── SUPPLIED MATERIAL ──

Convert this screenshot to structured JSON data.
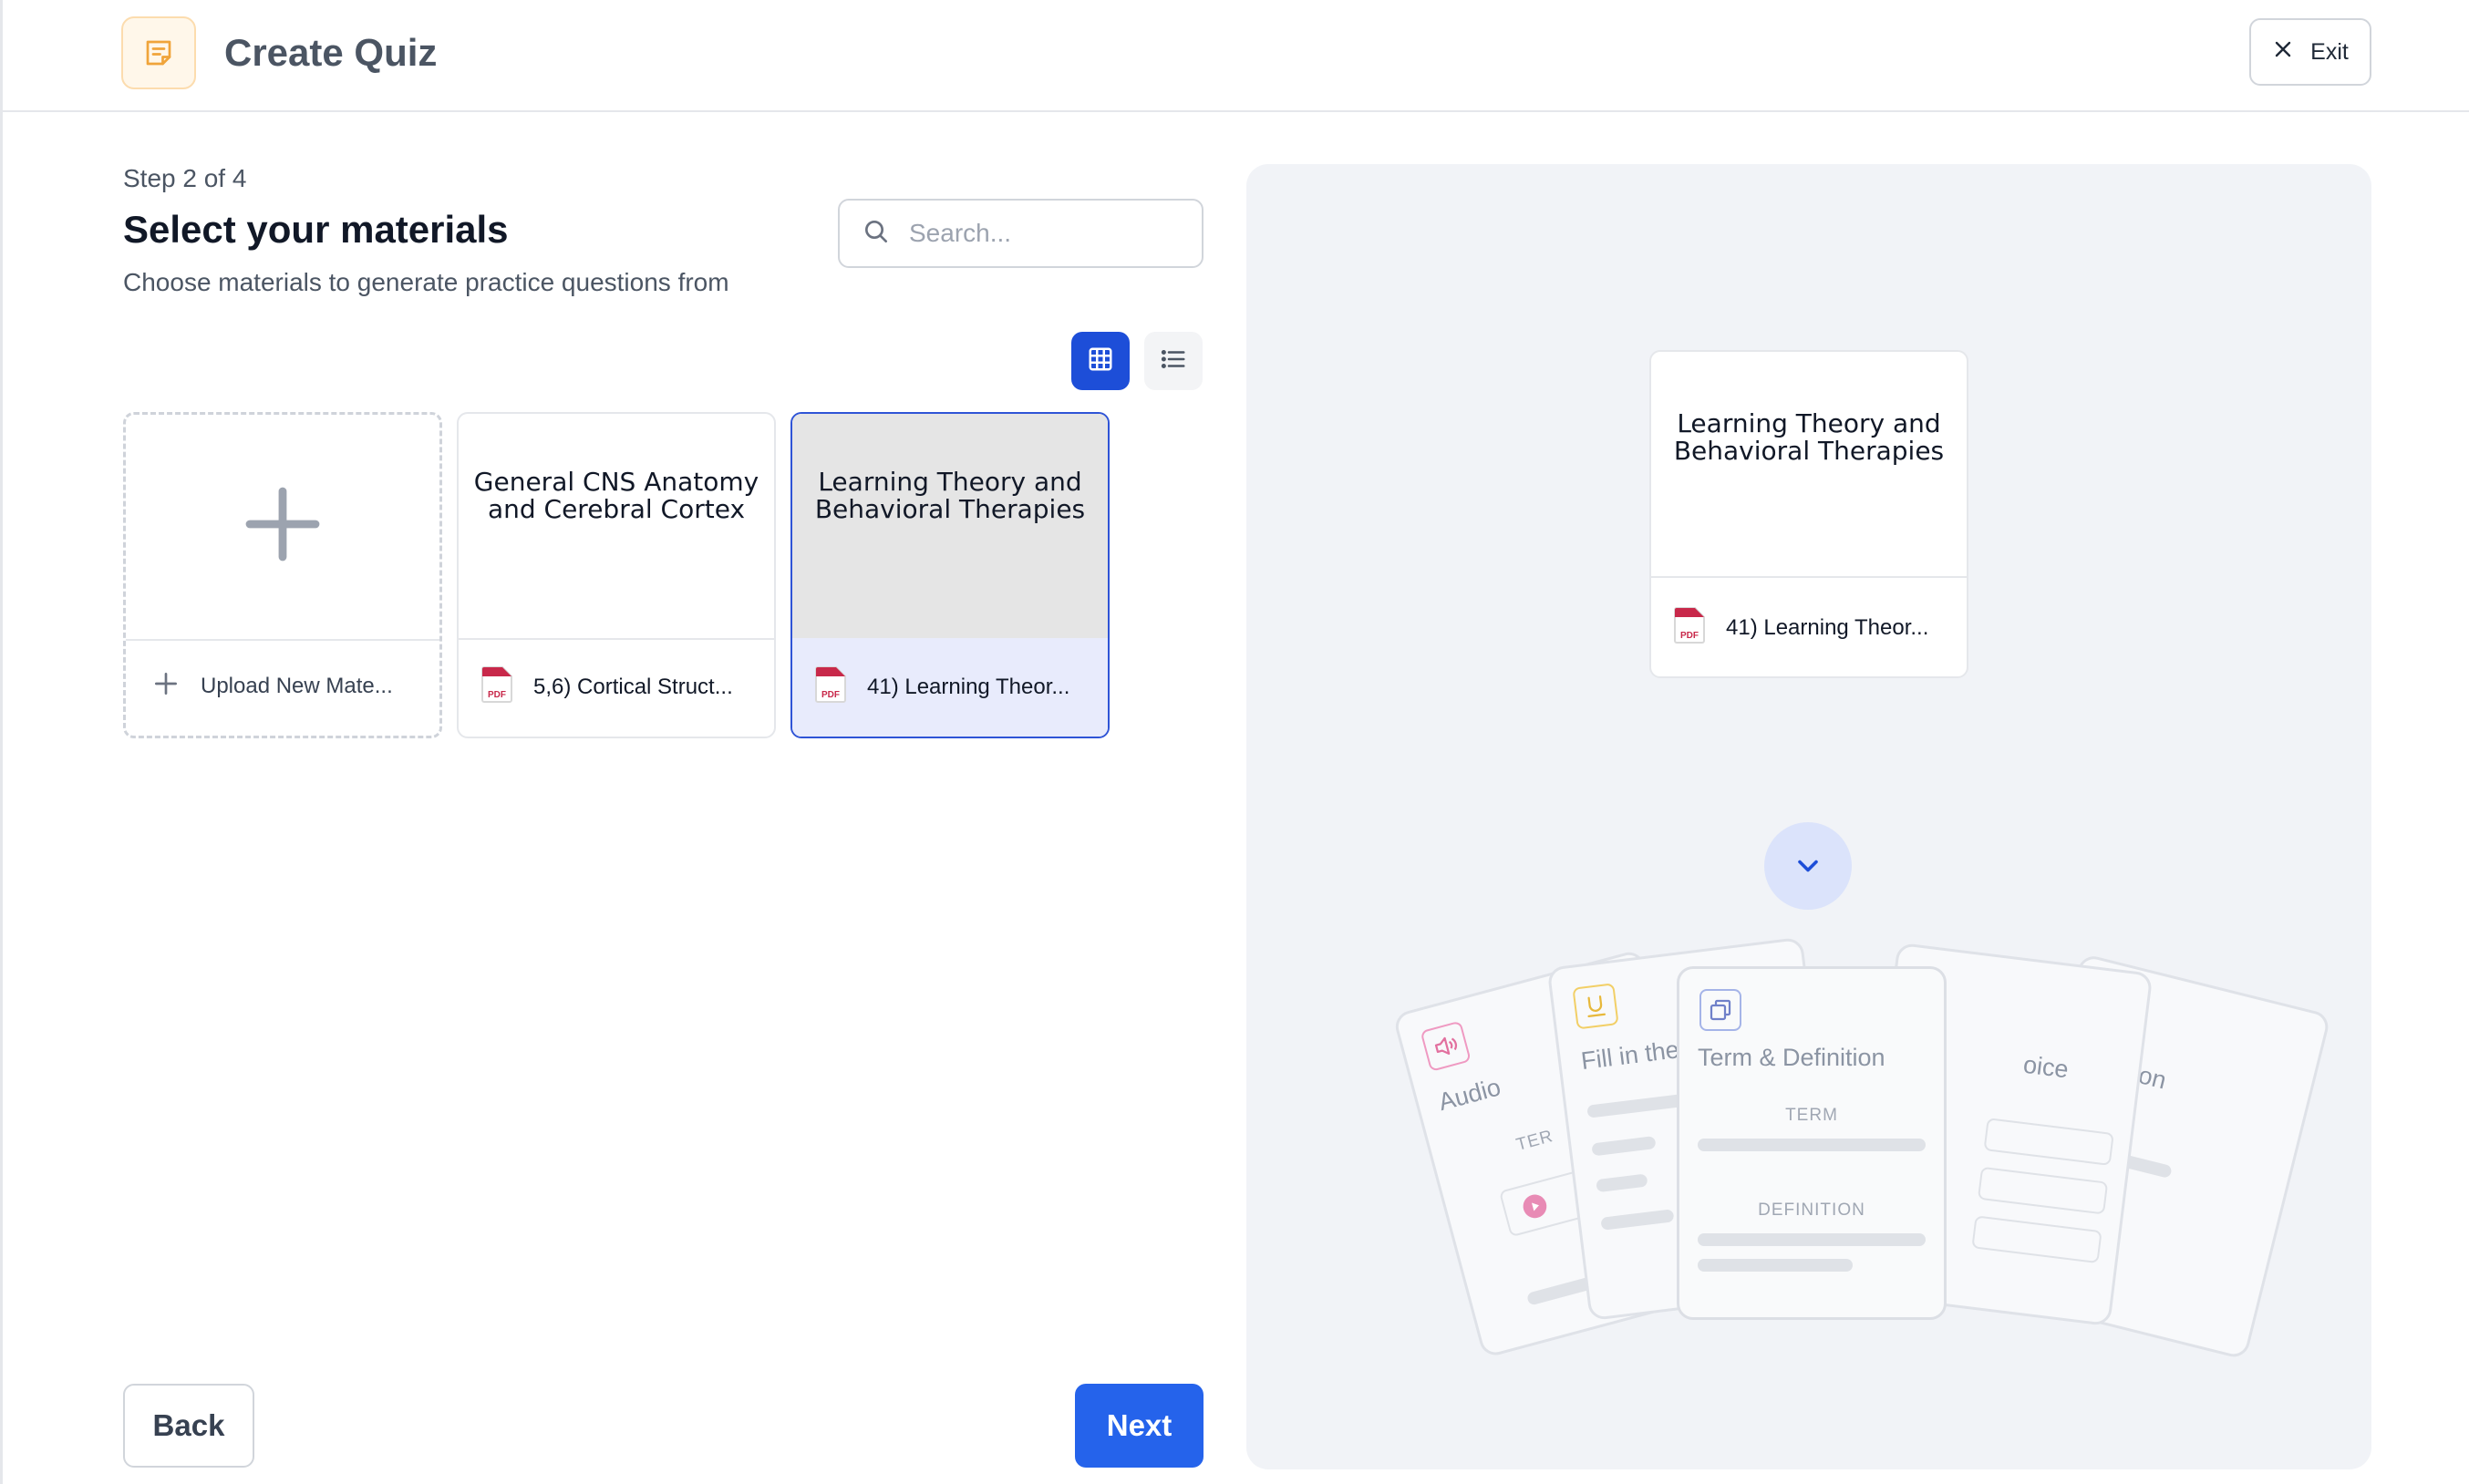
{
  "header": {
    "title": "Create Quiz",
    "exit_label": "Exit"
  },
  "step": {
    "label": "Step 2 of 4",
    "title": "Select your materials",
    "subtitle": "Choose materials to generate practice questions from"
  },
  "search": {
    "placeholder": "Search..."
  },
  "view_toggle": {
    "selected": "grid"
  },
  "materials": [
    {
      "title": "",
      "file": "Upload New Mate..."
    },
    {
      "title_line1": "General CNS Anatomy",
      "title_line2": "and Cerebral Cortex",
      "file": "5,6) Cortical Struct...",
      "file_type": "PDF"
    },
    {
      "title_line1": "Learning Theory and",
      "title_line2": "Behavioral Therapies",
      "file": "41) Learning Theor...",
      "file_type": "PDF",
      "selected": true
    }
  ],
  "preview": {
    "title_line1": "Learning Theory and",
    "title_line2": "Behavioral Therapies",
    "file": "41) Learning Theor...",
    "file_type": "PDF"
  },
  "question_types": {
    "audio": {
      "title": "Audio",
      "sub": "TER"
    },
    "fill": {
      "title": "Fill in the"
    },
    "term": {
      "title": "Term & Definition",
      "term_label": "TERM",
      "definition_label": "DEFINITION"
    },
    "choice": {
      "title": "oice"
    },
    "other": {
      "title": "on"
    }
  },
  "footer": {
    "back_label": "Back",
    "next_label": "Next"
  },
  "colors": {
    "primary": "#2563eb",
    "selected_border": "#2f54d6",
    "panel_bg": "#f1f3f7",
    "pdf_red": "#c8284a"
  }
}
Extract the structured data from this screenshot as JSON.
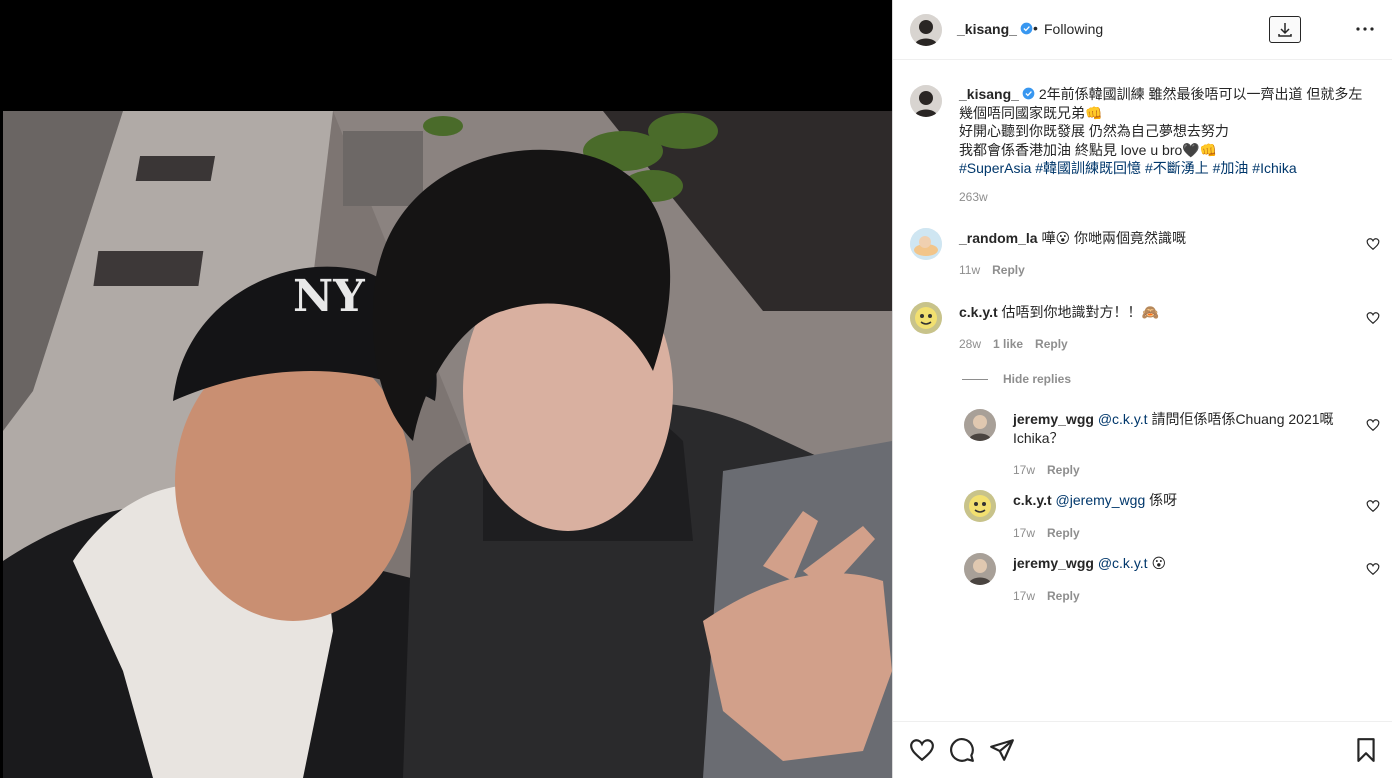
{
  "post": {
    "username": "_kisang_",
    "follow_status": "Following",
    "separator": "•",
    "caption_username": "_kisang_",
    "caption_lines": [
      "2年前係韓國訓練 雖然最後唔可以一齊出道 但就多左幾個唔同國家既兄弟👊",
      "好開心聽到你既發展 仍然為自己夢想去努力",
      "我都會係香港加油 終點見 love u bro🖤👊"
    ],
    "hashtags": "#SuperAsia #韓國訓練既回憶 #不斷湧上 #加油 #Ichika",
    "time": "263w"
  },
  "comments": [
    {
      "username": "_random_la",
      "text": "嘩😮 你哋兩個竟然識嘅",
      "time": "11w",
      "likes": "",
      "reply_label": "Reply"
    },
    {
      "username": "c.k.y.t",
      "text": "估唔到你地識對方！！🙈",
      "time": "28w",
      "likes": "1 like",
      "reply_label": "Reply"
    }
  ],
  "hide_replies_label": "Hide replies",
  "replies": [
    {
      "username": "jeremy_wgg",
      "mention": "@c.k.y.t",
      "text": " 請問佢係唔係Chuang 2021嘅Ichika？",
      "time": "17w",
      "reply_label": "Reply"
    },
    {
      "username": "c.k.y.t",
      "mention": "@jeremy_wgg",
      "text": " 係呀",
      "time": "17w",
      "reply_label": "Reply"
    },
    {
      "username": "jeremy_wgg",
      "mention": "@c.k.y.t",
      "text": " 😮",
      "time": "17w",
      "reply_label": "Reply"
    }
  ],
  "icons": {
    "verified": "verified-badge-icon",
    "download": "download-icon",
    "more": "more-options-icon",
    "like": "heart-icon",
    "comment": "comment-icon",
    "share": "share-icon",
    "save": "bookmark-icon"
  },
  "colors": {
    "link": "#00376b",
    "verified": "#3897f0",
    "muted": "#8e8e8e",
    "text": "#262626"
  }
}
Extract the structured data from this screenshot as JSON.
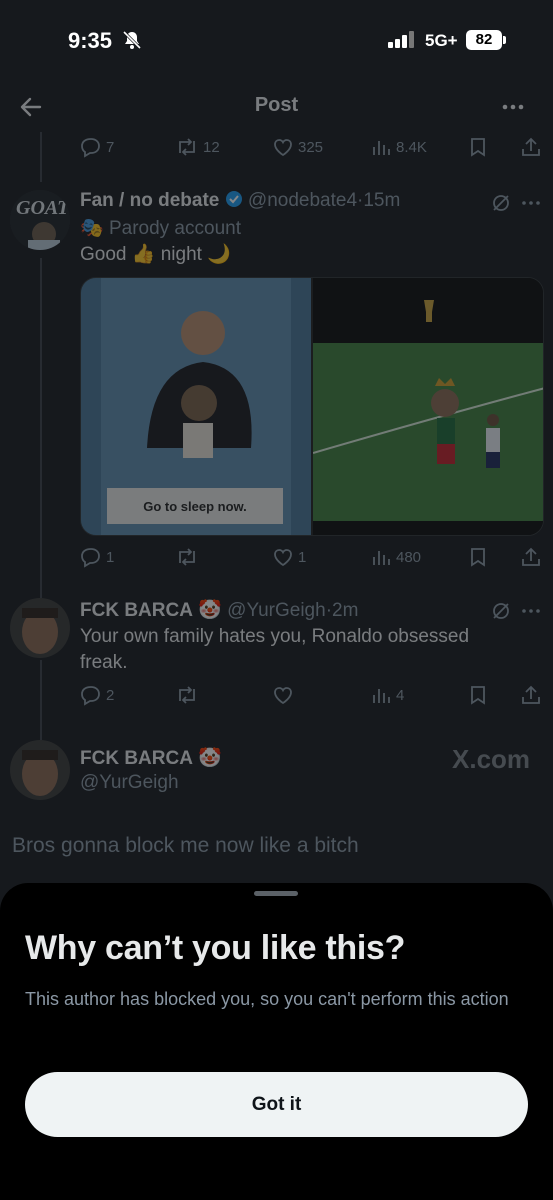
{
  "status_bar": {
    "time": "9:35",
    "network": "5G+",
    "battery": "82"
  },
  "header": {
    "title": "Post"
  },
  "top_actions": {
    "replies": "7",
    "reposts": "12",
    "likes": "325",
    "views": "8.4K"
  },
  "tweet1": {
    "name": "Fan / no debate",
    "handle": "@nodebate4",
    "time": "15m",
    "badge": "Parody account",
    "text_good": "Good",
    "text_night": "night",
    "avatar_text": "GOAT",
    "image_caption": "Go to sleep now.",
    "actions": {
      "replies": "1",
      "likes": "1",
      "views": "480"
    }
  },
  "tweet2": {
    "name": "FCK BARCA",
    "handle": "@YurGeigh",
    "time": "2m",
    "text": "Your own family hates you, Ronaldo obsessed freak.",
    "actions": {
      "replies": "2",
      "views": "4"
    }
  },
  "tweet3": {
    "name": "FCK BARCA",
    "handle": "@YurGeigh",
    "watermark": "X.com"
  },
  "reply_text": "Bros gonna block me now like a bitch",
  "sheet": {
    "title": "Why can’t you like this?",
    "subtitle": "This author has blocked you, so you can't perform this action",
    "button": "Got it"
  },
  "colors": {
    "sheet_bg": "#000000",
    "button_bg": "#eff3f4",
    "verified": "#1d9bf0"
  }
}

───

DO THIS:
Which lines hold the word "Therapies"? Return all of them from the records above.

TASK RESPONSE:
      "title_line2": "Behavioral Therapies",
    "title_line2": "Behavioral Therapies",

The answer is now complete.